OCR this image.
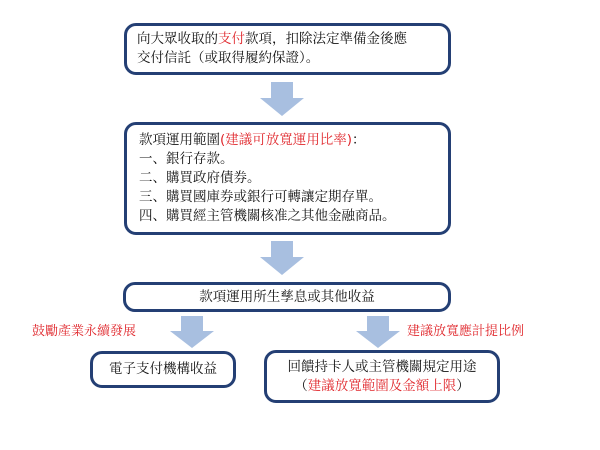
向大眾收取的支付款項，扣除法定準備金後應
交付信託（或取得履約保證）。
款項運用範圍(建議可放寬運用比率)：
一、銀行存款。
二、購買政府債券。
三、購買國庫券或銀行可轉讓定期存單。
四、購買經主管機關核准之其他金融商品。
款項運用所生孳息或其他收益
鼓勵產業永續發展	建議放寬應計提比例
電子支付機構收益	回饋持卡人或主管機關規定用途
（建議放寬範圍及金額上限）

What this task involves:
Return each line exactly as written. Any picture gets left out.

Solution to this exercise:
OCR this image.
向大眾收取的支付款項，扣除法定準備金後應
交付信託（或取得履約保證）。
款項運用範圍(建議可放寬運用比率)：
一、銀行存款。
二、購買政府債券。
三、購買國庫券或銀行可轉讓定期存單。
四、購買經主管機關核准之其他金融商品。
款項運用所生孳息或其他收益
鼓勵產業永續發展	建議放寬應計提比例
電子支付機構收益	回饋持卡人或主管機關規定用途
（建議放寬範圍及金額上限）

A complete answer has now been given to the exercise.